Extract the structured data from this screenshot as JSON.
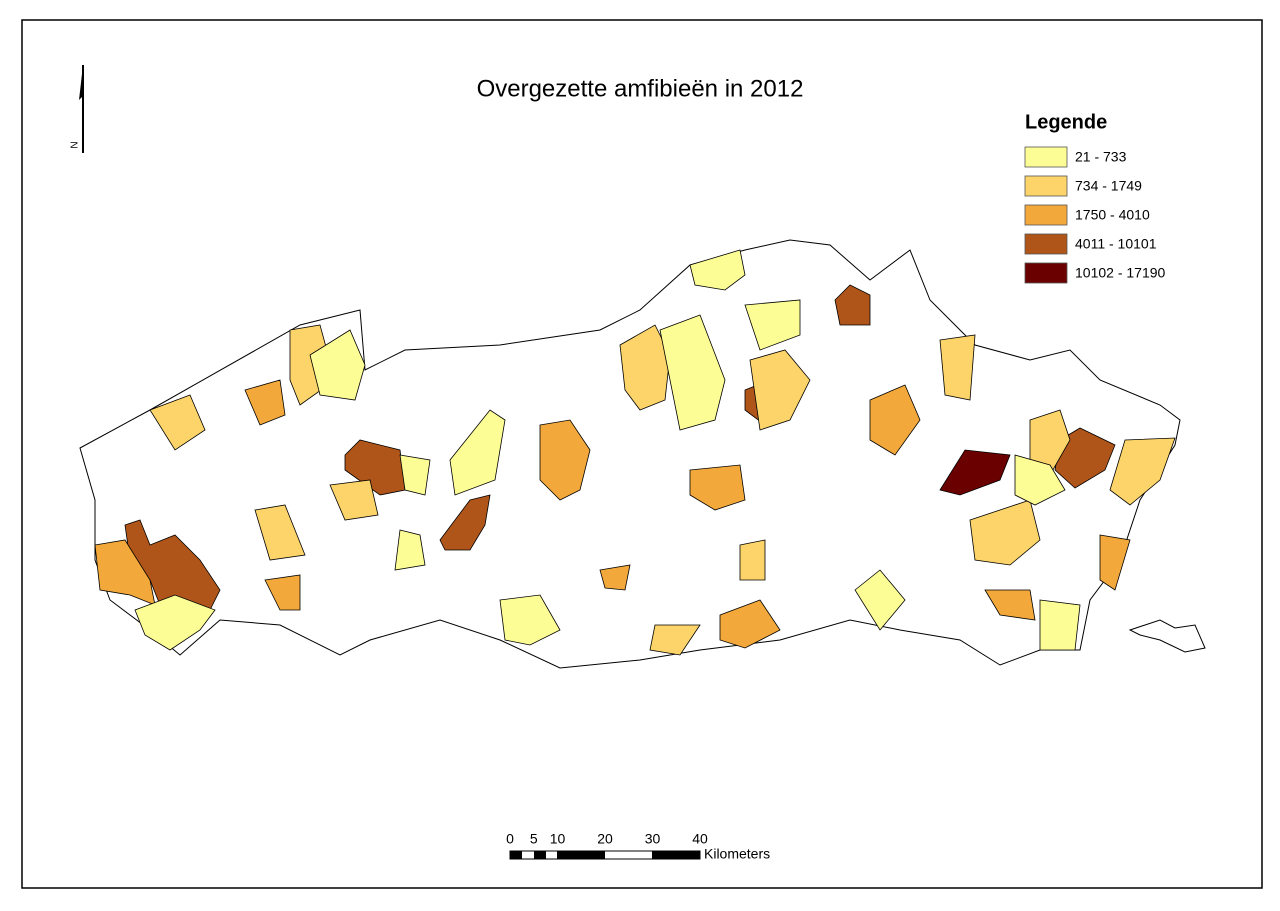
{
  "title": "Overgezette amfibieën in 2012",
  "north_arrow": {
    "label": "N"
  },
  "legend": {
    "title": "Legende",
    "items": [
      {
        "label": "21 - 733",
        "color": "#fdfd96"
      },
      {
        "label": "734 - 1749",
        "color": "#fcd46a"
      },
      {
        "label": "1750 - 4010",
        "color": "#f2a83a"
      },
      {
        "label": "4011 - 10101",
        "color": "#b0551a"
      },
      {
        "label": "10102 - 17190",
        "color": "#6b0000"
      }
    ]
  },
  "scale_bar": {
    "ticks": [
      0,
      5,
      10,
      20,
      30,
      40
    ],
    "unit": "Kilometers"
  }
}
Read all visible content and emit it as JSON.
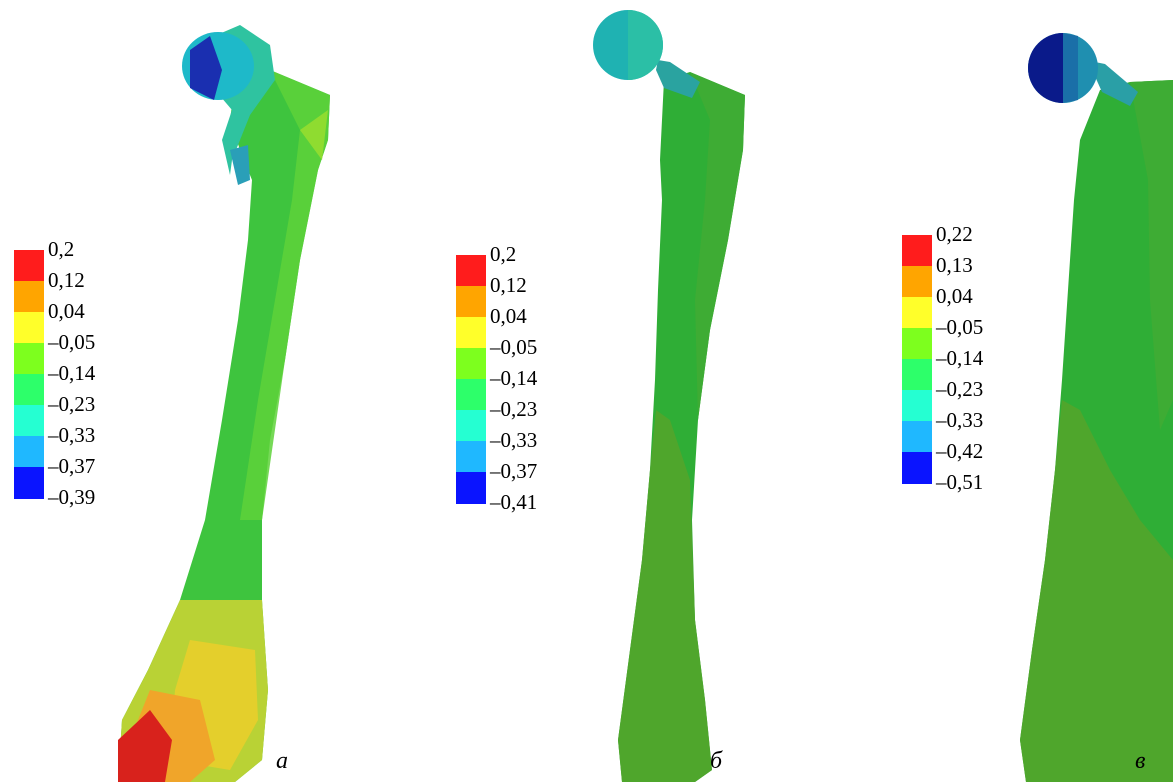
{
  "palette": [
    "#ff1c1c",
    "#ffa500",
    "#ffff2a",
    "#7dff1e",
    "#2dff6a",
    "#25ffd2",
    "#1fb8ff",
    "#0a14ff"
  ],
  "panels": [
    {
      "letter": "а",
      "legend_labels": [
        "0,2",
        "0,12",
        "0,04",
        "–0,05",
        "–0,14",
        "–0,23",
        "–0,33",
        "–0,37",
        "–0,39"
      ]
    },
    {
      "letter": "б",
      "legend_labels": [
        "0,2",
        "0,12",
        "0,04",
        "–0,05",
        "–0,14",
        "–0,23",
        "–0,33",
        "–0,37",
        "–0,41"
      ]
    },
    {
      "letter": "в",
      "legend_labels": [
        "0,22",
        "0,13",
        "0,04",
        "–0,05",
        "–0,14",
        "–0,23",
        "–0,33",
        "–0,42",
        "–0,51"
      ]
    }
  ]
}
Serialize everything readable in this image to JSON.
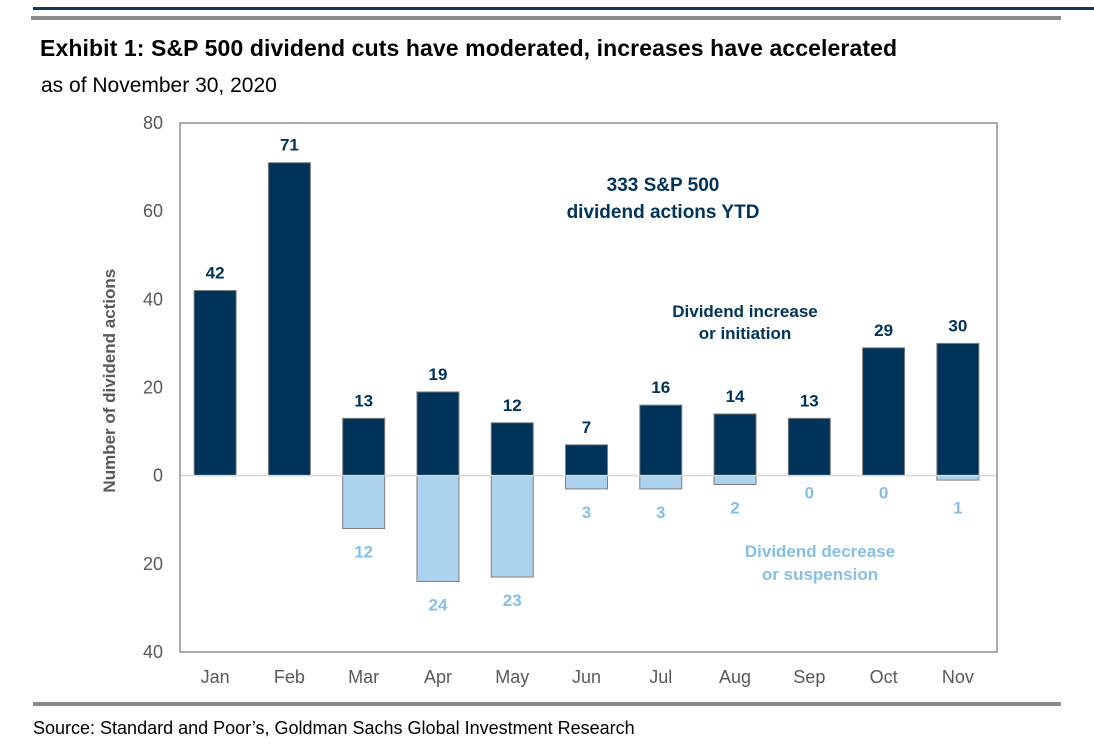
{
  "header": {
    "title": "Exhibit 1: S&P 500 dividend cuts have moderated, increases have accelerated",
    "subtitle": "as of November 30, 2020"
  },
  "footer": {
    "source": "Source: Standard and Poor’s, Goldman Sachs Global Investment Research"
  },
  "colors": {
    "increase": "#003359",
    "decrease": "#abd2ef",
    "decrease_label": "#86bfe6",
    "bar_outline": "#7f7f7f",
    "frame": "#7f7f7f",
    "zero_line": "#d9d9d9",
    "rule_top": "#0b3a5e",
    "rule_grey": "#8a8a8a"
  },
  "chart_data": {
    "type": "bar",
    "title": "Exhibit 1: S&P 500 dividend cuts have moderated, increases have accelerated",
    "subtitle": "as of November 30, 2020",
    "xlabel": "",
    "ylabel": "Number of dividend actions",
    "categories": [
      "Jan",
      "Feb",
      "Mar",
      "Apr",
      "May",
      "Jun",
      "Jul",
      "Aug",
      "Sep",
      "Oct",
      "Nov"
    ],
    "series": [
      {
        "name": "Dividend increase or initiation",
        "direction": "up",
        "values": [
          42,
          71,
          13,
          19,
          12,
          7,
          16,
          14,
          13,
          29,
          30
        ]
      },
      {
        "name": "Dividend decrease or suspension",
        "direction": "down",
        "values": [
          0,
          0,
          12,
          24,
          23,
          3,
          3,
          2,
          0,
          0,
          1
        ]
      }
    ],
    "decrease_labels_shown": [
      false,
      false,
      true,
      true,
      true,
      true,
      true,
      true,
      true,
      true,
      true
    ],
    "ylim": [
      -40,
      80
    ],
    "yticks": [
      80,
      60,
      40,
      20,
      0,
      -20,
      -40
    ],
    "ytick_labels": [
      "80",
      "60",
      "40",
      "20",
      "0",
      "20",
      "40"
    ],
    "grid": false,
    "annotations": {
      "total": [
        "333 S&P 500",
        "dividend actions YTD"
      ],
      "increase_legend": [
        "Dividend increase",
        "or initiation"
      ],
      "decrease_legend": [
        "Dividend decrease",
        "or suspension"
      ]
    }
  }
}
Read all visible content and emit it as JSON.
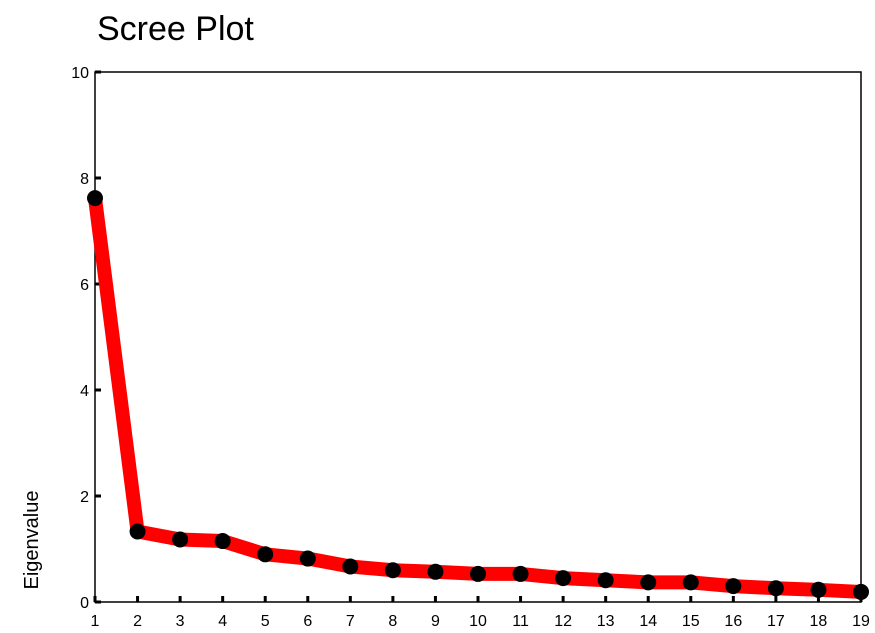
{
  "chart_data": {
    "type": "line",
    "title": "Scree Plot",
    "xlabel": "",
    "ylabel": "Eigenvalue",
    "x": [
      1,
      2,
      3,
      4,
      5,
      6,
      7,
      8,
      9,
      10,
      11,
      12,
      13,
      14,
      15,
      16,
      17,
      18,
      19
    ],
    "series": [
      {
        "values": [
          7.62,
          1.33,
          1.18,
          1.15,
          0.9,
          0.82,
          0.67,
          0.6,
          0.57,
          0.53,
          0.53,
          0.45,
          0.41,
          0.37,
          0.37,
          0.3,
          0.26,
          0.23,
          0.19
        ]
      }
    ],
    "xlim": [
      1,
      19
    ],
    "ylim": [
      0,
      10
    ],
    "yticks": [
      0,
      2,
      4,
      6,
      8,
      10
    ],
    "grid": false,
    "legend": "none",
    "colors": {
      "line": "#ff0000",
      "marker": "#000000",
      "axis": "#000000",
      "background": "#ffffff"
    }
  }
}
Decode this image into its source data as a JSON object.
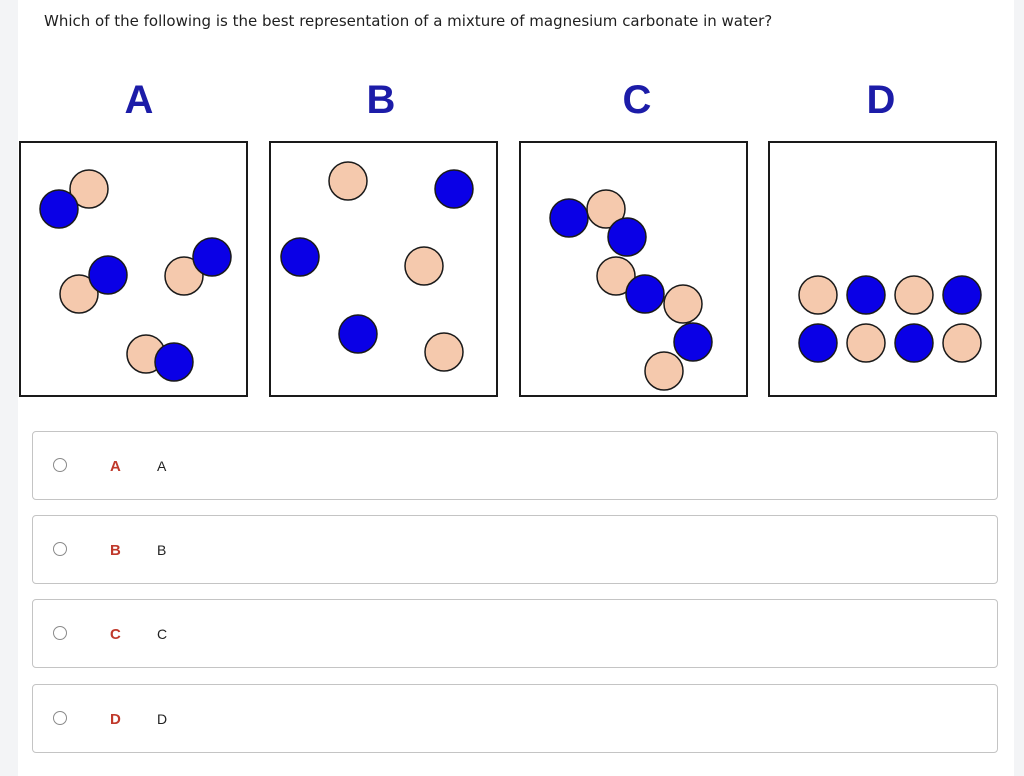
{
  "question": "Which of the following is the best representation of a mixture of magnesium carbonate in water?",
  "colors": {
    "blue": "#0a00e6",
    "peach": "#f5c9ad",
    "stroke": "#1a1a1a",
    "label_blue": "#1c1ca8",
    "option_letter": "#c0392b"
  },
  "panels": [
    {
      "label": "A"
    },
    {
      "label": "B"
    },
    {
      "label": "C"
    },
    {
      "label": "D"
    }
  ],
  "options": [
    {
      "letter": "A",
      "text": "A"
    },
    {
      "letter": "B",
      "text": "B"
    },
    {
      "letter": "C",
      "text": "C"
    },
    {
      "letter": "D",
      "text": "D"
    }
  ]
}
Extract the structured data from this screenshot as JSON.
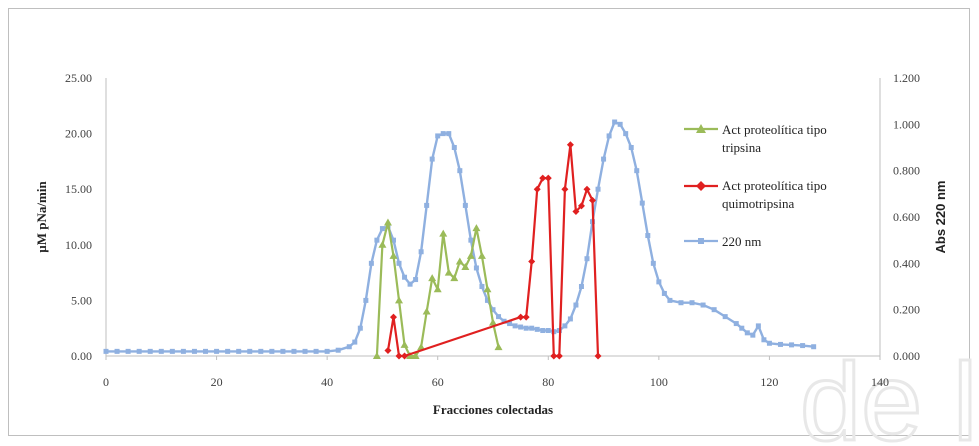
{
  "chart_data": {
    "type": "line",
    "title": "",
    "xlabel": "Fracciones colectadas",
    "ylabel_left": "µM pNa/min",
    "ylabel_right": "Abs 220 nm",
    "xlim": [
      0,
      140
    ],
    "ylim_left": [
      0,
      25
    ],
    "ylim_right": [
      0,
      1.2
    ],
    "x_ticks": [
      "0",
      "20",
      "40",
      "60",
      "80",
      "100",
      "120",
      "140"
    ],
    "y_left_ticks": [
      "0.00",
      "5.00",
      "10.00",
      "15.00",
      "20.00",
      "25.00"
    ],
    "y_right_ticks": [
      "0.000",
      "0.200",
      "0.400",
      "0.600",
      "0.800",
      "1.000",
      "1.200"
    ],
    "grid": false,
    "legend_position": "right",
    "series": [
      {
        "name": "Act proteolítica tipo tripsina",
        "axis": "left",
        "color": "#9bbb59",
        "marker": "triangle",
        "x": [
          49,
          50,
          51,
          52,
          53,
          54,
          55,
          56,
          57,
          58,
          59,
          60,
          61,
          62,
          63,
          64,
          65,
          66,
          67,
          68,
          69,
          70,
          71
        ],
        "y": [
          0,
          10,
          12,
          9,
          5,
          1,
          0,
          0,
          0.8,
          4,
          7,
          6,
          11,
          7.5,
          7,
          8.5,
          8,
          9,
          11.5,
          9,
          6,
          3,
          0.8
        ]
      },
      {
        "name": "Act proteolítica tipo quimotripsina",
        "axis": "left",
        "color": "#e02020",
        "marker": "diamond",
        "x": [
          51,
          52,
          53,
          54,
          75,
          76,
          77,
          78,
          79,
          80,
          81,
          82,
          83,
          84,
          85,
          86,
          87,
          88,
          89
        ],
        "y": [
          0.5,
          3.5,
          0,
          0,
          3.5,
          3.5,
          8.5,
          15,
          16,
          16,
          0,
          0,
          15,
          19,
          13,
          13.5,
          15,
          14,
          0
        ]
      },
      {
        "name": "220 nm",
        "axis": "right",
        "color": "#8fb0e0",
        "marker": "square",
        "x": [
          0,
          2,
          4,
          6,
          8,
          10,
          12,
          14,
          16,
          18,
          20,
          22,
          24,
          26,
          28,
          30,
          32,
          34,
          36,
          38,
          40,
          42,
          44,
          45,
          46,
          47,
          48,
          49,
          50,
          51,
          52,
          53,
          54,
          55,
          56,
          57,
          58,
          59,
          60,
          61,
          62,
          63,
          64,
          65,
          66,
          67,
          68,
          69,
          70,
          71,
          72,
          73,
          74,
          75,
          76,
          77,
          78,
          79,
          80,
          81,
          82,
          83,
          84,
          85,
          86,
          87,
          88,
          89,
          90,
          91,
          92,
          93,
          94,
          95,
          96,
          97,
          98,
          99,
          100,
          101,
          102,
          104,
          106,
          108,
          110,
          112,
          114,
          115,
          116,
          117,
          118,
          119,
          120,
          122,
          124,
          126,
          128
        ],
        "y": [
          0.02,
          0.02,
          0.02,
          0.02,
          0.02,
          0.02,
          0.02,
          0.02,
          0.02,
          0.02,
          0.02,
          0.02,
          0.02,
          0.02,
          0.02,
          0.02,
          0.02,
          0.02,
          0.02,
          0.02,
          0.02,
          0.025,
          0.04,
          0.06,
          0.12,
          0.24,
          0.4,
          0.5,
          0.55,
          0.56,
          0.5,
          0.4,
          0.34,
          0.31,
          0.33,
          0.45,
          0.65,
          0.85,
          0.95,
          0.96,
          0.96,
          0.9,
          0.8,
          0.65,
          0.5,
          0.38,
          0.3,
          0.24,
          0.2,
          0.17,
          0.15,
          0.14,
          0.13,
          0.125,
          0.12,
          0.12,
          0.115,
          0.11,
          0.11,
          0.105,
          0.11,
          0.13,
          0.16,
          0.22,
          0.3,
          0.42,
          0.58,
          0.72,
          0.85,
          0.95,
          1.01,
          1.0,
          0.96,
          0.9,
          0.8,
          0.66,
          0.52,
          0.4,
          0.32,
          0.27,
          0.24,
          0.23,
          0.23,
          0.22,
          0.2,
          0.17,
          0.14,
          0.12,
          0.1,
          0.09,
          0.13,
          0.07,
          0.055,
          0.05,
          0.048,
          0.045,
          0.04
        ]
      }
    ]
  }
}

※ ※ ※

◆ TASK DETAILS ◆
Locate the word "tipo" in the data above. Copy every line carrying it.

◆ OUTPUT FOR THIS TASK ◆
        "name": "Act proteolítica tipo tripsina",
        "name": "Act proteolítica tipo quimotripsina",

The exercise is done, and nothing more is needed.